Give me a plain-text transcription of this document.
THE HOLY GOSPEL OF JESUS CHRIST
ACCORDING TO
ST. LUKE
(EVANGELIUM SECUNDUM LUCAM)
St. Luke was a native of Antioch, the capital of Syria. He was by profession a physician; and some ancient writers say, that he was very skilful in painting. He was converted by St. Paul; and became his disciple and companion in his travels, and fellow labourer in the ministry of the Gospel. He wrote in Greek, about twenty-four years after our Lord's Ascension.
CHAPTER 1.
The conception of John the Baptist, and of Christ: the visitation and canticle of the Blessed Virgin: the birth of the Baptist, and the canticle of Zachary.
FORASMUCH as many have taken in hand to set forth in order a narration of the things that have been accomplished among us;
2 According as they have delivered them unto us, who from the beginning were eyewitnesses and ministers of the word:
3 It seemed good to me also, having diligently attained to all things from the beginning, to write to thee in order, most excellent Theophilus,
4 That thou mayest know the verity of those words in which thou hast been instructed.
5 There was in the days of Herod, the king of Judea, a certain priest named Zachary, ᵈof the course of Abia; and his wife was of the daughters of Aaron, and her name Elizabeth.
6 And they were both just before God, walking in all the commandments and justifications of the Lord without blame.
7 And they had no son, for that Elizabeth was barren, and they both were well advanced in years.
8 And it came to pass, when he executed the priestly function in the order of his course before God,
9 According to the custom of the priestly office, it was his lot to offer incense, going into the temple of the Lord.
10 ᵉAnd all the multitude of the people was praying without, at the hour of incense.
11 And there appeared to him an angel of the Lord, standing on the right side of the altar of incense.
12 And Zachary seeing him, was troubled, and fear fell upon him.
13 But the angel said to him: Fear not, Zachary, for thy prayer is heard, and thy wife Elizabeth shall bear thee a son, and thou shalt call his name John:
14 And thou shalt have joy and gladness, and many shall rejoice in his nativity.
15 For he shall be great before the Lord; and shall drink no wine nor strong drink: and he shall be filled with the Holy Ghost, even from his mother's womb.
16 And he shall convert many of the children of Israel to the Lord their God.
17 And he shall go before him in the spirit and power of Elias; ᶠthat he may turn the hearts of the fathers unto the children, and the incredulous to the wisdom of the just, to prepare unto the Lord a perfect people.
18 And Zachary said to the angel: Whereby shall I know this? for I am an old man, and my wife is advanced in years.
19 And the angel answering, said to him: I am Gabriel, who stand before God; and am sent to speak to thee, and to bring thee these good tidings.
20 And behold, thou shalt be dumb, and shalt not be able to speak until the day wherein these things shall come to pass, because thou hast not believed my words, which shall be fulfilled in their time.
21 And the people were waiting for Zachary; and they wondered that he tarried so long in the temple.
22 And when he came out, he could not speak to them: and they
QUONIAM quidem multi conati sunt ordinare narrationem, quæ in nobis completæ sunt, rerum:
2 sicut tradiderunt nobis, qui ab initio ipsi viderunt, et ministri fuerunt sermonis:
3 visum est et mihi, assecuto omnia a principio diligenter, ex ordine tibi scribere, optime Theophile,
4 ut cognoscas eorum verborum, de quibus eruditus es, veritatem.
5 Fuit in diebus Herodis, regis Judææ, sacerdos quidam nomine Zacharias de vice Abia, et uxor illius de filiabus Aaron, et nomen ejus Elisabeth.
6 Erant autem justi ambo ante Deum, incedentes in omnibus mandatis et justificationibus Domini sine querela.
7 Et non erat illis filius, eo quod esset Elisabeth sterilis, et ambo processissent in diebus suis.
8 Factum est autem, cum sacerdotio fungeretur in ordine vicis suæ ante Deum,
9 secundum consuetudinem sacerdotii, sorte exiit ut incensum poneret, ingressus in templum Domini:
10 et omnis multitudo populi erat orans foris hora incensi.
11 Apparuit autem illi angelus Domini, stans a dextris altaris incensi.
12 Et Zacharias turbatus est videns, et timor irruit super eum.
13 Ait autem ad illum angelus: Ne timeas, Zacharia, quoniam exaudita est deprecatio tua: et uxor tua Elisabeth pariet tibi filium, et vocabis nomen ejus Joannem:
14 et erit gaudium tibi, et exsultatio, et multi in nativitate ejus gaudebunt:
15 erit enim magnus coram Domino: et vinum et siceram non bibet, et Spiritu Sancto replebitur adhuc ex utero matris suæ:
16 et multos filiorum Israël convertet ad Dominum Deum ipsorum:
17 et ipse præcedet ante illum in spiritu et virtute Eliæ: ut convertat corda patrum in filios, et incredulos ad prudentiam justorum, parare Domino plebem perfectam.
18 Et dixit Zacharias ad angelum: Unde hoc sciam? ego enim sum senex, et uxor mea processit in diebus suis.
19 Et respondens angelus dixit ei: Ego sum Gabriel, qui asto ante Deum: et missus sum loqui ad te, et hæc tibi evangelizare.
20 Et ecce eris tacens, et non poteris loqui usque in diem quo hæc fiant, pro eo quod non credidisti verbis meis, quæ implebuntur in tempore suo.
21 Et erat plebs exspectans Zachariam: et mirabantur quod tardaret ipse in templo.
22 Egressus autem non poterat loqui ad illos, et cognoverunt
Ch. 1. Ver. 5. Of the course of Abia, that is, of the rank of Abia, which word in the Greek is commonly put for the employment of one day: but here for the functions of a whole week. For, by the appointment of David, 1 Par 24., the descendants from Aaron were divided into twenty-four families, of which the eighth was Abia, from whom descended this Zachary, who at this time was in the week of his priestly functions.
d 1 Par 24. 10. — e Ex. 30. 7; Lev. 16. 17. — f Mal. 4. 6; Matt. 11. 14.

◇ ◇ ◇ ◇ ◇

GIVEN PROBLEM: Find and count the lines of the data that include the string "things", and report that figure by itself.

EXERCISE RESULT: 3